- [Given problem]:
List each line in which the string "ВАТС" appears.

----- Record list

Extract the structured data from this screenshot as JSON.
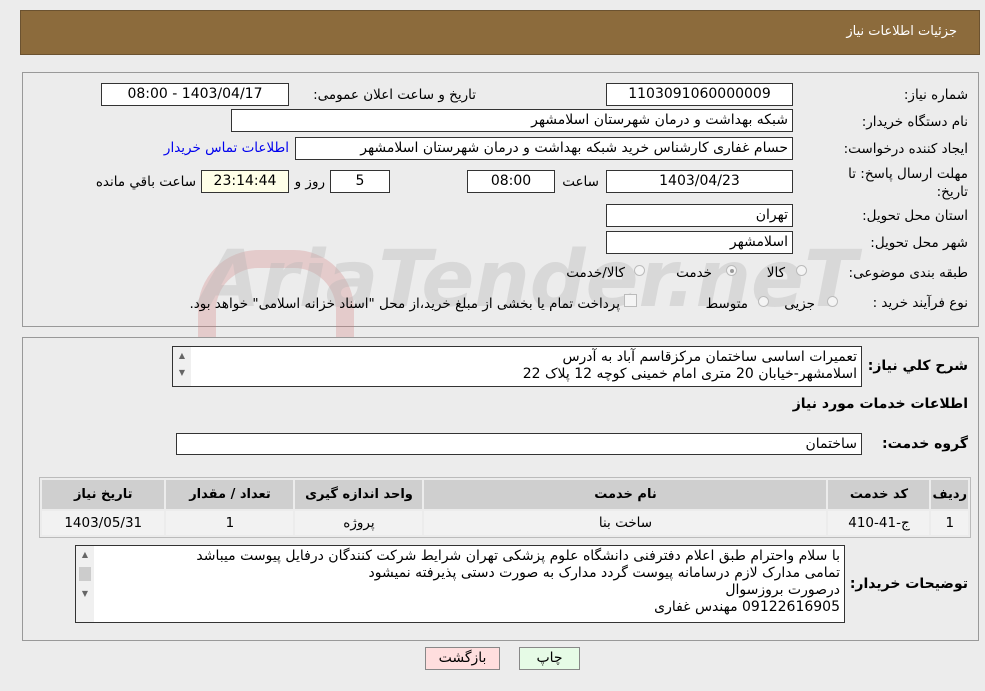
{
  "header": {
    "title": "جزئیات اطلاعات نیاز"
  },
  "form": {
    "need_number_label": "شماره نیاز:",
    "need_number": "1103091060000009",
    "announce_label": "تاریخ و ساعت اعلان عمومی:",
    "announce_value": "1403/04/17 - 08:00",
    "buyer_label": "نام دستگاه خریدار:",
    "buyer_value": "شبکه بهداشت و درمان شهرستان اسلامشهر",
    "creator_label": "ایجاد کننده درخواست:",
    "creator_value": "حسام غفاری کارشناس خرید شبکه بهداشت و درمان شهرستان اسلامشهر",
    "contact_link": "اطلاعات تماس خریدار",
    "deadline_label": "مهلت ارسال پاسخ: تا تاریخ:",
    "deadline_date": "1403/04/23",
    "time_label": "ساعت",
    "deadline_time": "08:00",
    "days": "5",
    "days_label": "روز و",
    "remaining": "23:14:44",
    "remaining_label": "ساعت باقي مانده",
    "province_label": "استان محل تحویل:",
    "province": "تهران",
    "city_label": "شهر محل تحویل:",
    "city": "اسلامشهر",
    "category_label": "طبقه بندی موضوعی:",
    "category_options": [
      "کالا",
      "خدمت",
      "کالا/خدمت"
    ],
    "category_selected": "خدمت",
    "process_label": "نوع فرآیند خرید :",
    "process_options": [
      "جزیی",
      "متوسط"
    ],
    "payment_note": "پرداخت تمام یا بخشی از مبلغ خرید،از محل \"اسناد خزانه اسلامی\" خواهد بود."
  },
  "details": {
    "summary_label": "شرح کلي نیاز:",
    "summary_lines": [
      "تعمیرات اساسی ساختمان مرکزقاسم آباد به آدرس",
      "اسلامشهر-خیابان 20 متری امام خمینی کوچه 12 پلاک 22"
    ],
    "services_title": "اطلاعات خدمات مورد نیاز",
    "group_label": "گروه خدمت:",
    "group_value": "ساختمان",
    "table": {
      "headers": [
        "ردیف",
        "کد خدمت",
        "نام خدمت",
        "واحد اندازه گیری",
        "تعداد / مقدار",
        "تاریخ نیاز"
      ],
      "rows": [
        [
          "1",
          "ج-41-410",
          "ساخت بنا",
          "پروژه",
          "1",
          "1403/05/31"
        ]
      ]
    },
    "buyer_notes_label": "توضیحات خریدار:",
    "buyer_notes_lines": [
      "با سلام واحترام طبق اعلام دفترفنی دانشگاه علوم پزشکی تهران شرایط شرکت کنندگان درفایل پیوست میباشد",
      "تمامی مدارک لازم درسامانه پیوست گردد مدارک به صورت دستی پذیرفته نمیشود",
      "درصورت بروزسوال",
      "09122616905 مهندس غفاری"
    ]
  },
  "buttons": {
    "print": "چاپ",
    "back": "بازگشت"
  },
  "watermark": "AriaTender.neT",
  "colors": {
    "header": "#8c6b3c",
    "link": "#0000ee",
    "remaining_bg": "#ffffe8",
    "back_bg": "#ffdede",
    "print_bg": "#e6fbe6"
  }
}
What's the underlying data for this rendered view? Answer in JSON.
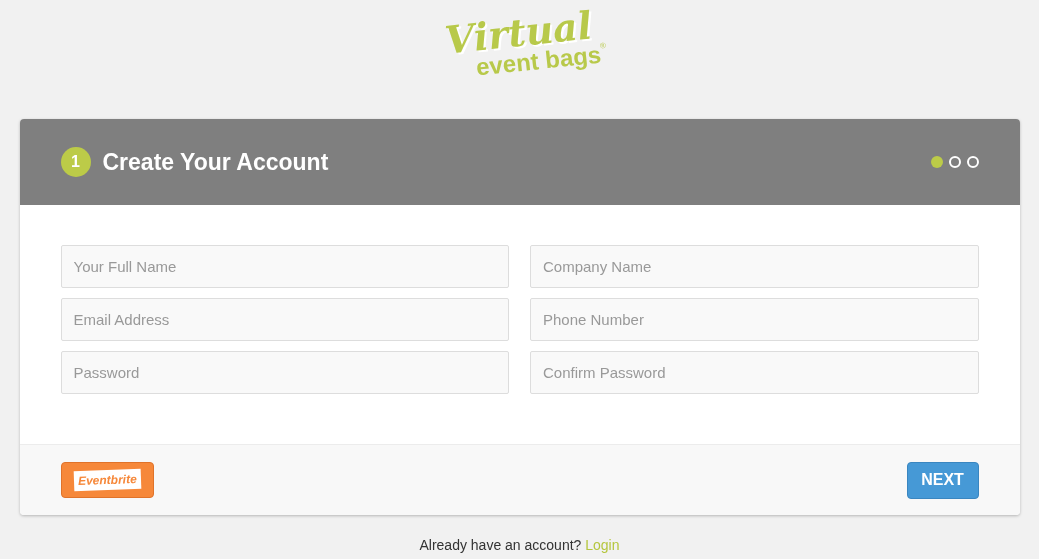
{
  "logo": {
    "line_1": "Virtual",
    "line_2": "event bags",
    "mark": "®"
  },
  "header": {
    "step_number": "1",
    "title": "Create Your Account",
    "steps": [
      {
        "selected": true
      },
      {
        "selected": false
      },
      {
        "selected": false
      }
    ]
  },
  "fields": [
    {
      "placeholder": "Your Full Name"
    },
    {
      "placeholder": "Company Name"
    },
    {
      "placeholder": "Email Address"
    },
    {
      "placeholder": "Phone Number"
    },
    {
      "placeholder": "Password"
    },
    {
      "placeholder": "Confirm Password"
    }
  ],
  "footer": {
    "eventbrite_button": "Eventbrite",
    "next_button": "NEXT"
  },
  "login_prompt": {
    "text": "Already have an account?",
    "link": "Login"
  }
}
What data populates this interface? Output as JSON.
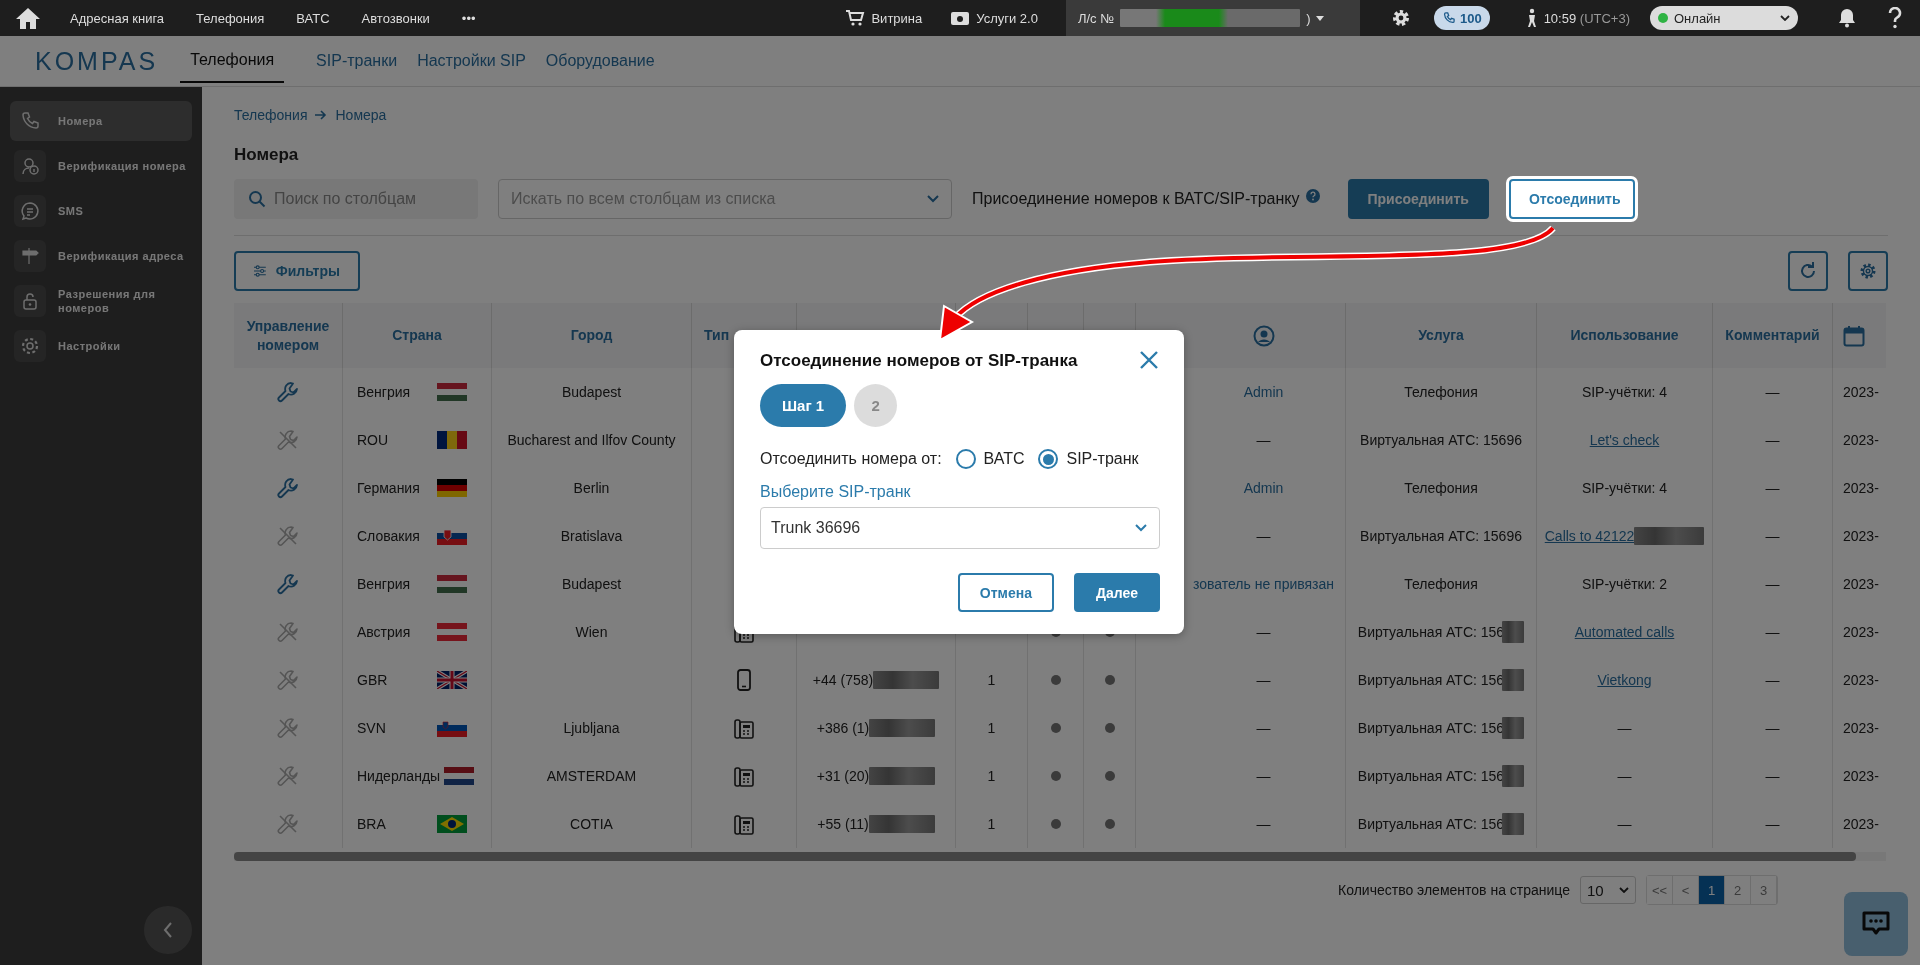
{
  "topbar": {
    "nav": [
      "Адресная книга",
      "Телефония",
      "ВАТС",
      "Автозвонки",
      "•••"
    ],
    "showcase": "Витрина",
    "services": "Услуги 2.0",
    "account_prefix": "Л/с №",
    "account_suffix": ")",
    "calls_badge": "100",
    "time": "10:59",
    "timezone": "(UTC+3)",
    "status": {
      "label": "Онлайн",
      "color": "#2fb344"
    }
  },
  "subnav": {
    "logo": "KOMPAS",
    "tabs": [
      {
        "label": "Телефония",
        "selected": true
      },
      {
        "label": "SIP-транки",
        "selected": false
      },
      {
        "label": "Настройки SIP",
        "selected": false
      },
      {
        "label": "Оборудование",
        "selected": false
      }
    ]
  },
  "sidebar": {
    "items": [
      {
        "label": "Номера",
        "kind": "phone",
        "selected": true
      },
      {
        "label": "Верификация номера",
        "kind": "verify",
        "selected": false
      },
      {
        "label": "SMS",
        "kind": "sms",
        "selected": false
      },
      {
        "label": "Верификация адреса",
        "kind": "sign",
        "selected": false
      },
      {
        "label": "Разрешения для номеров",
        "kind": "lock",
        "selected": false
      },
      {
        "label": "Настройки",
        "kind": "gear",
        "selected": false
      }
    ]
  },
  "breadcrumb": [
    "Телефония",
    "Номера"
  ],
  "title": "Номера",
  "toolbar": {
    "search_placeholder": "Поиск по столбцам",
    "columns_placeholder": "Искать по всем столбцам из списка",
    "attach_label": "Присоединение номеров к ВАТС/SIP-транку",
    "attach_button": "Присоединить",
    "detach_button": "Отсоединить",
    "filters_button": "Фильтры"
  },
  "table": {
    "headers": {
      "manage": "Управление номером",
      "country": "Страна",
      "city": "Город",
      "type": "Тип",
      "service": "Услуга",
      "usage": "Использование",
      "comment": "Комментарий"
    },
    "rows": [
      {
        "manage_enabled": true,
        "country": "Венгрия",
        "flag": {
          "kind": "hu"
        },
        "city": "Budapest",
        "user": "Admin",
        "user_link": true,
        "service": "Телефония",
        "usage": "SIP-учётки: 4",
        "usage_link": false,
        "comment": "—",
        "date": "2023-"
      },
      {
        "manage_enabled": false,
        "country": "ROU",
        "flag": {
          "kind": "ro"
        },
        "city": "Bucharest and Ilfov County",
        "user": "—",
        "user_link": false,
        "service": "Виртуальная АТС: 15696",
        "usage": "Let's check",
        "usage_link": true,
        "comment": "—",
        "date": "2023-"
      },
      {
        "manage_enabled": true,
        "country": "Германия",
        "flag": {
          "kind": "de"
        },
        "city": "Berlin",
        "user": "Admin",
        "user_link": true,
        "service": "Телефония",
        "usage": "SIP-учётки: 4",
        "usage_link": false,
        "comment": "—",
        "date": "2023-"
      },
      {
        "manage_enabled": false,
        "country": "Словакия",
        "flag": {
          "kind": "sk"
        },
        "city": "Bratislava",
        "user": "—",
        "user_link": false,
        "service": "Виртуальная АТС: 15696",
        "usage": "Calls to 42122",
        "usage_link": true,
        "usage_redacted": true,
        "comment": "—",
        "date": "2023-"
      },
      {
        "manage_enabled": true,
        "country": "Венгрия",
        "flag": {
          "kind": "hu"
        },
        "city": "Budapest",
        "user": "зователь не привязан",
        "user_link": true,
        "service": "Телефония",
        "usage": "SIP-учётки: 2",
        "usage_link": false,
        "comment": "—",
        "date": "2023-"
      },
      {
        "manage_enabled": false,
        "country": "Австрия",
        "flag": {
          "kind": "at"
        },
        "city": "Wien",
        "phone": {
          "kind": "desk"
        },
        "status_dots": true,
        "user": "—",
        "user_link": false,
        "service": "Виртуальная АТС: 156",
        "service_redacted": true,
        "usage": "Automated calls",
        "usage_link": true,
        "comment": "—",
        "date": "2023-"
      },
      {
        "manage_enabled": false,
        "country": "GBR",
        "flag": {
          "kind": "gb"
        },
        "phone": {
          "kind": "mobile",
          "number": "+44 (758)"
        },
        "count": "1",
        "status_dots": true,
        "user": "—",
        "user_link": false,
        "service": "Виртуальная АТС: 156",
        "service_redacted": true,
        "usage": "Vietkong",
        "usage_link": true,
        "comment": "—",
        "date": "2023-"
      },
      {
        "manage_enabled": false,
        "country": "SVN",
        "flag": {
          "kind": "si"
        },
        "city": "Ljubljana",
        "phone": {
          "kind": "desk",
          "number": "+386 (1)"
        },
        "count": "1",
        "status_dots": true,
        "user": "—",
        "user_link": false,
        "service": "Виртуальная АТС: 156",
        "service_redacted": true,
        "usage": "—",
        "usage_link": false,
        "comment": "—",
        "date": "2023-"
      },
      {
        "manage_enabled": false,
        "country": "Нидерланды",
        "flag": {
          "kind": "nl"
        },
        "city": "AMSTERDAM",
        "phone": {
          "kind": "desk",
          "number": "+31 (20)"
        },
        "count": "1",
        "status_dots": true,
        "user": "—",
        "user_link": false,
        "service": "Виртуальная АТС: 156",
        "service_redacted": true,
        "usage": "—",
        "usage_link": false,
        "comment": "—",
        "date": "2023-"
      },
      {
        "manage_enabled": false,
        "country": "BRA",
        "flag": {
          "kind": "br"
        },
        "city": "COTIA",
        "phone": {
          "kind": "desk",
          "number": "+55 (11)"
        },
        "count": "1",
        "status_dots": true,
        "user": "—",
        "user_link": false,
        "service": "Виртуальная АТС: 156",
        "service_redacted": true,
        "usage": "—",
        "usage_link": false,
        "comment": "—",
        "date": "2023-"
      }
    ]
  },
  "pagination": {
    "per_page_label": "Количество элементов на странице",
    "per_page": "10",
    "pages": [
      {
        "label": "<<",
        "selected": false
      },
      {
        "label": "<",
        "selected": false
      },
      {
        "label": "1",
        "selected": true
      },
      {
        "label": "2",
        "selected": false
      },
      {
        "label": "3",
        "selected": false
      }
    ]
  },
  "modal": {
    "title": "Отсоединение номеров от SIP-транка",
    "steps": [
      {
        "label": "Шаг 1",
        "selected": true
      },
      {
        "label": "2",
        "selected": false
      }
    ],
    "detach_from_label": "Отсоединить номера от:",
    "options": [
      {
        "label": "ВАТС",
        "selected": false
      },
      {
        "label": "SIP-транк",
        "selected": true
      }
    ],
    "trunk_label": "Выберите SIP-транк",
    "trunk_value": "Trunk 36696",
    "cancel": "Отмена",
    "next": "Далее"
  }
}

----------

- [Correct response]:
      "ВАТС",
    "attach_label": "Присоединение номеров к ВАТС/SIP-транку",
        "label": "ВАТС",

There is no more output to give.